# START OF Recorded information

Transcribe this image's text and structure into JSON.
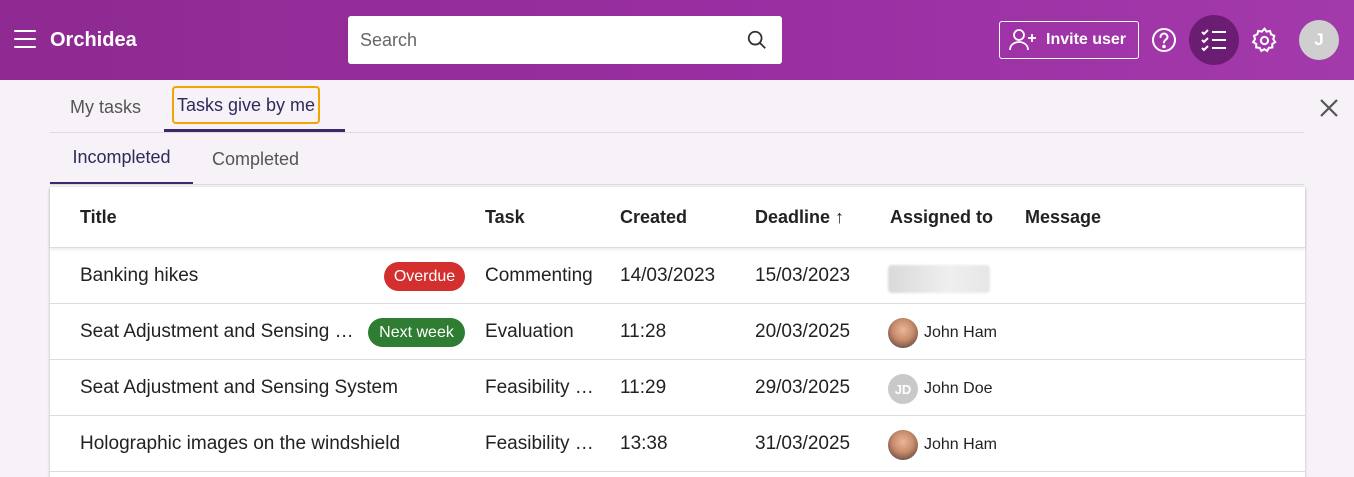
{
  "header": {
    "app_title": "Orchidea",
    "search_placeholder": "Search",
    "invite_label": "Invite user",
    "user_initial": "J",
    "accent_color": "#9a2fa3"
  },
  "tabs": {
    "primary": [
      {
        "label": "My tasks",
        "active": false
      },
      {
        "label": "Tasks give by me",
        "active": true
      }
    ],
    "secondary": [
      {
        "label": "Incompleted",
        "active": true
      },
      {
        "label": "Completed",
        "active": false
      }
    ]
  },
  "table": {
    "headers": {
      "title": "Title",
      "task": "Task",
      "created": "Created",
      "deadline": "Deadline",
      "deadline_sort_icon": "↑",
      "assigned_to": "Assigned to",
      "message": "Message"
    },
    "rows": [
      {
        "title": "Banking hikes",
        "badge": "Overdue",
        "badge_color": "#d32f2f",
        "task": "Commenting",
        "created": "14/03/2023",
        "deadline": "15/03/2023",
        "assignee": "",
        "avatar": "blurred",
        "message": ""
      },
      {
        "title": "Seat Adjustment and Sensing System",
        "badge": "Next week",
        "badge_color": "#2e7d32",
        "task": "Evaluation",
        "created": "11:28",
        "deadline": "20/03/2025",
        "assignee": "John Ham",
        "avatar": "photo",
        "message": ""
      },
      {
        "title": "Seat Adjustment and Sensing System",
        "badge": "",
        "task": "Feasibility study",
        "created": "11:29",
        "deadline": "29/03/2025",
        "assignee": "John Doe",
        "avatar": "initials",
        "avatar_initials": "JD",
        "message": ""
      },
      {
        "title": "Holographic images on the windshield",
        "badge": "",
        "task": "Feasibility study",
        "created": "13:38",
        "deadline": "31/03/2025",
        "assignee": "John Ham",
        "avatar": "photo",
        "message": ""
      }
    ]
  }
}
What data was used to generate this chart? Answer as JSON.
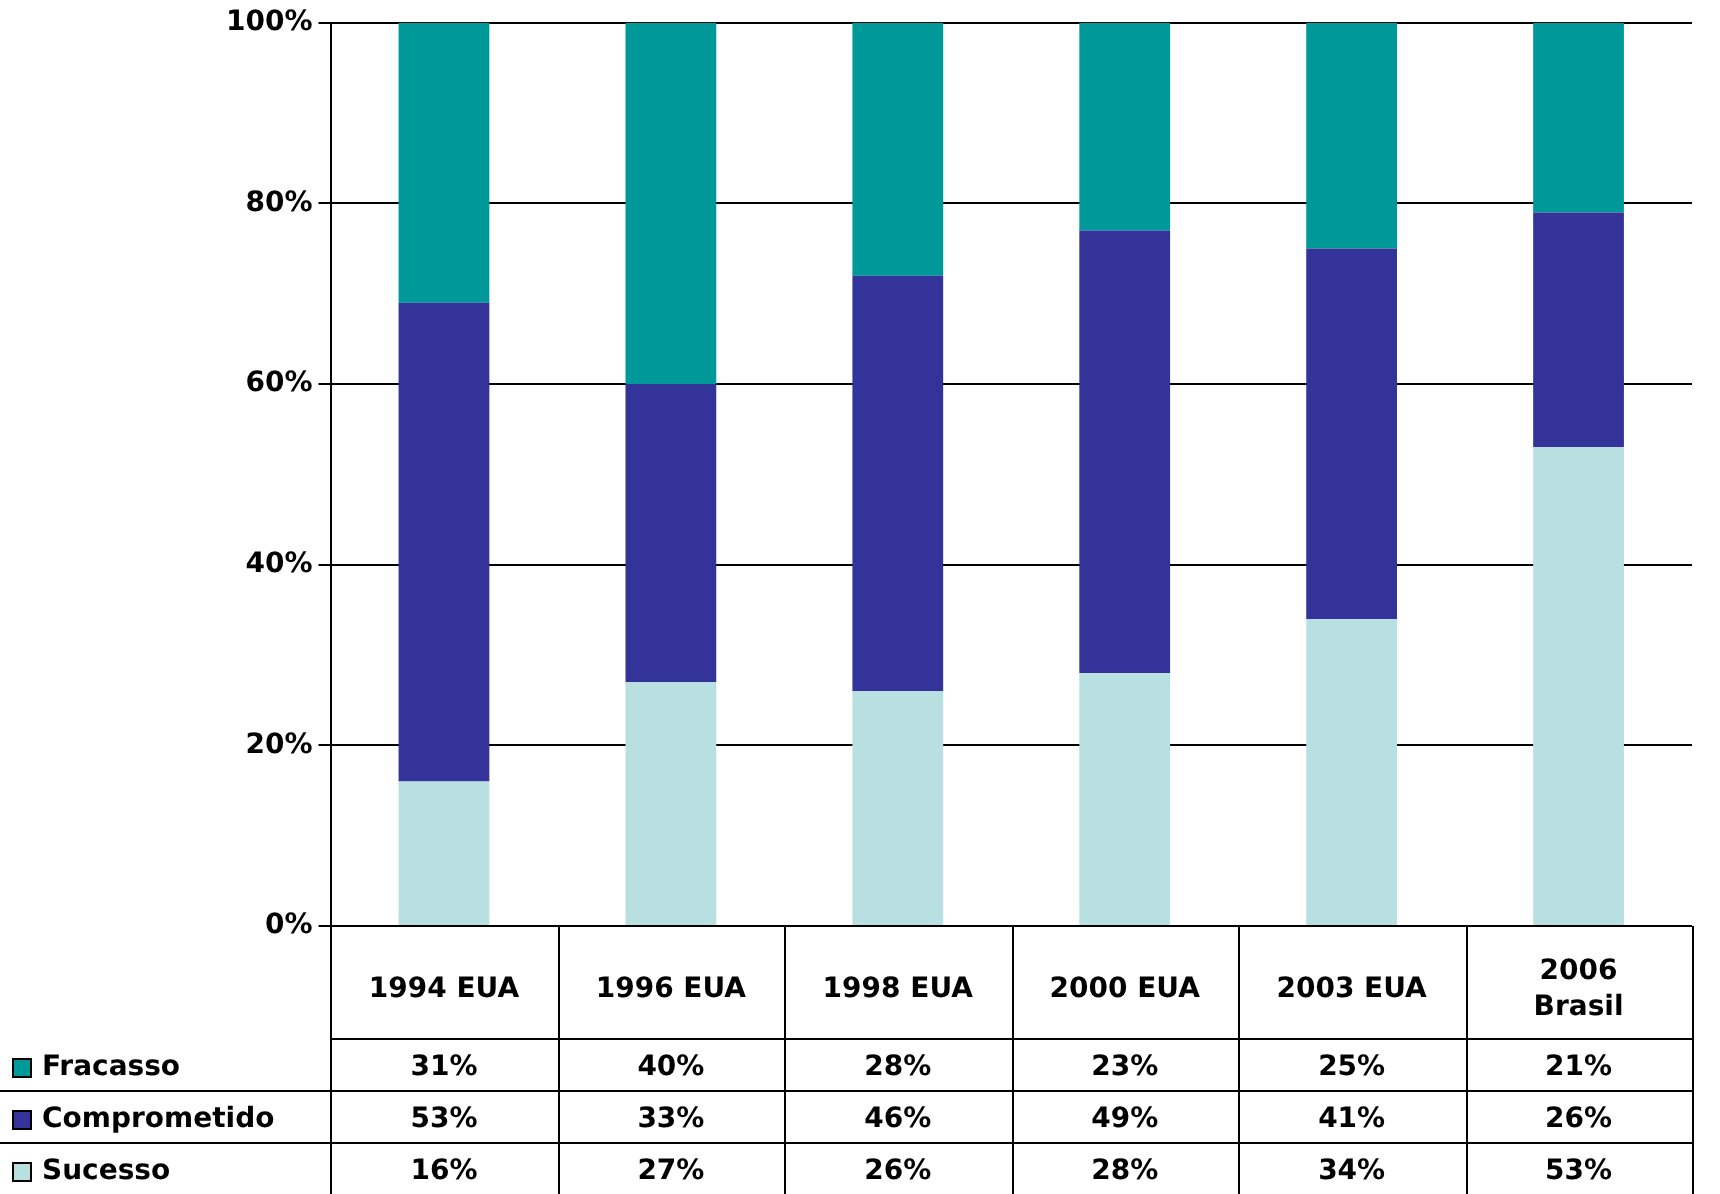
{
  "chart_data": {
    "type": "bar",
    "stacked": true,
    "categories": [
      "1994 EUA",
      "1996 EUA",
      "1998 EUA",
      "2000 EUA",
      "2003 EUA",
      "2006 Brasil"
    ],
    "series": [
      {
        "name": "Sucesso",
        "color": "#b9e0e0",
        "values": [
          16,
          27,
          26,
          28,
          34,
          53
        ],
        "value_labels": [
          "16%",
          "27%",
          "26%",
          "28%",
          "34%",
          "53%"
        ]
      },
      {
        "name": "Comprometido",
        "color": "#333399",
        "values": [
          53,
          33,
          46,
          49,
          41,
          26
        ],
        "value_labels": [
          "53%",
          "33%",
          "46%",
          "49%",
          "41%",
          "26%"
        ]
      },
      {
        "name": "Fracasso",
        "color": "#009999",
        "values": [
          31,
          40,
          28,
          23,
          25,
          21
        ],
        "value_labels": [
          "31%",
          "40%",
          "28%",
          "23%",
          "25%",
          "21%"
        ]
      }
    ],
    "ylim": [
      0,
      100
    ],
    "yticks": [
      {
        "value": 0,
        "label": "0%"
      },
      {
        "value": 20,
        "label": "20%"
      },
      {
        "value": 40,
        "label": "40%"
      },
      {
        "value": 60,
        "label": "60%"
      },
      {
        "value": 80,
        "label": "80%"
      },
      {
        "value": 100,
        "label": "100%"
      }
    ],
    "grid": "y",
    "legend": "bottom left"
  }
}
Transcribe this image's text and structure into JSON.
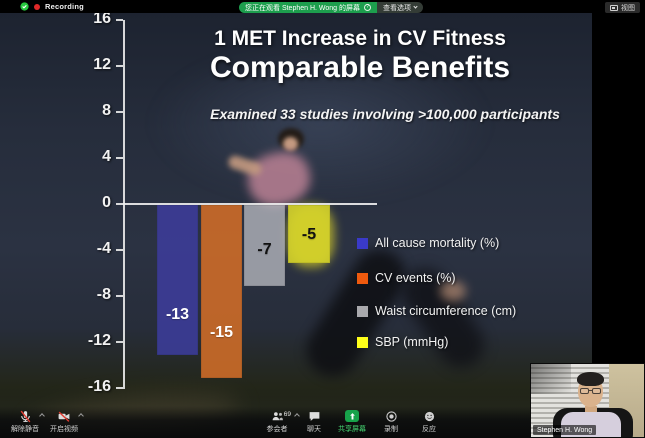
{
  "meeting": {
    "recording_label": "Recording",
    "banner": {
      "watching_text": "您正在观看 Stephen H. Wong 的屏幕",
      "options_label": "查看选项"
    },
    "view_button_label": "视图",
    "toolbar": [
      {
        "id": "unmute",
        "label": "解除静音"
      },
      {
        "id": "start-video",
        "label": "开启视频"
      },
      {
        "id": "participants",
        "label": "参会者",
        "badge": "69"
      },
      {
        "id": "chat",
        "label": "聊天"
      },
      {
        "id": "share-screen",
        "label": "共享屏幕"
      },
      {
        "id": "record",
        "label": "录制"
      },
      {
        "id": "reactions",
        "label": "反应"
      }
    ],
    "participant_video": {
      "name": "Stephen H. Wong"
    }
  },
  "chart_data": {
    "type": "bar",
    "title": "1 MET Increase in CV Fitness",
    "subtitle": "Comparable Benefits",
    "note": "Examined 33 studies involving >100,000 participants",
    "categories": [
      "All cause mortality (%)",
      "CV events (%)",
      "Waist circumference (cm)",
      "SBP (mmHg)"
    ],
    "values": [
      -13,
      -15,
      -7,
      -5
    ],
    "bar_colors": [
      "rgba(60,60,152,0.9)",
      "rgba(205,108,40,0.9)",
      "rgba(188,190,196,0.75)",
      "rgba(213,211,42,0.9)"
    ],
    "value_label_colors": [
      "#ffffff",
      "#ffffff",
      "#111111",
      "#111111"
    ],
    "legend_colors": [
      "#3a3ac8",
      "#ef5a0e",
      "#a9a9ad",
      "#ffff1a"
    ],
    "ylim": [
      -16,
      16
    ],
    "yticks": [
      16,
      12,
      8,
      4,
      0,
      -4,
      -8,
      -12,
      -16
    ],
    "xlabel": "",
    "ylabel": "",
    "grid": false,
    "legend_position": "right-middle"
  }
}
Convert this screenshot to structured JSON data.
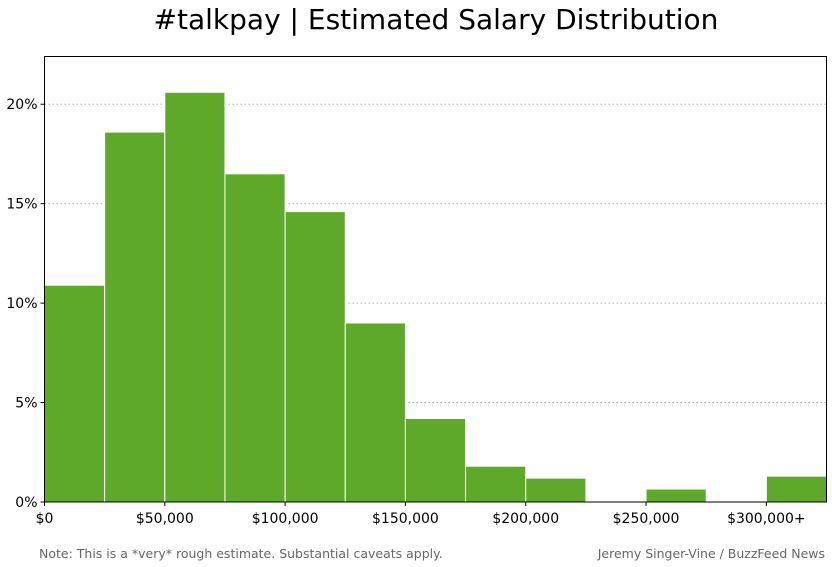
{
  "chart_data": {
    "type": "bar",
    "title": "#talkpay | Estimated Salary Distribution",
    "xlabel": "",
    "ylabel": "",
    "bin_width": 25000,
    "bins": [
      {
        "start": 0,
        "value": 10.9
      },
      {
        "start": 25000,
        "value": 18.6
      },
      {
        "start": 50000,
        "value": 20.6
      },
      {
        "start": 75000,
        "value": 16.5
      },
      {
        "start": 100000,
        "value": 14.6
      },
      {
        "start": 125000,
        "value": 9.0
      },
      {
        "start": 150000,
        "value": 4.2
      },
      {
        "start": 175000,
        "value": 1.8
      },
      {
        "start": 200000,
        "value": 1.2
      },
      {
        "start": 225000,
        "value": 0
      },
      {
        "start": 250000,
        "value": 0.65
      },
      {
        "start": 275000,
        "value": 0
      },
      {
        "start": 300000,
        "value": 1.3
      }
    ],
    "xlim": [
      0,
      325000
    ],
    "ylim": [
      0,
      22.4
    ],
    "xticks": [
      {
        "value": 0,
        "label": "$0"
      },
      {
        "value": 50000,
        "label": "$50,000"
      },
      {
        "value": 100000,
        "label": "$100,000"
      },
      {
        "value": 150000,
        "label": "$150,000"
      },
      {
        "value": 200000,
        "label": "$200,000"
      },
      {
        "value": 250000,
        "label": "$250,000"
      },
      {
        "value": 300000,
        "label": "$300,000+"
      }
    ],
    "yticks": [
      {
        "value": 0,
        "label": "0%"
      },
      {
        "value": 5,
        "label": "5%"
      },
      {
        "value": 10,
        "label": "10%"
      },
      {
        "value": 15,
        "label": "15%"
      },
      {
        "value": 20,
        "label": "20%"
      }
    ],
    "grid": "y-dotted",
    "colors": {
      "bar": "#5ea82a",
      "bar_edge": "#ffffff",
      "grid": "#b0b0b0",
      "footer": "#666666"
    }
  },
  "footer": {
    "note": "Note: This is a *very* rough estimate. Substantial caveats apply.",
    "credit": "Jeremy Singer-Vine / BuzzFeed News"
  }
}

# END OF Recorded information

Objective » Please list every line of the records that contains "rgba".

Task answer »
      "rgba(60,60,152,0.9)",
      "rgba(205,108,40,0.9)",
      "rgba(188,190,196,0.75)",
      "rgba(213,211,42,0.9)"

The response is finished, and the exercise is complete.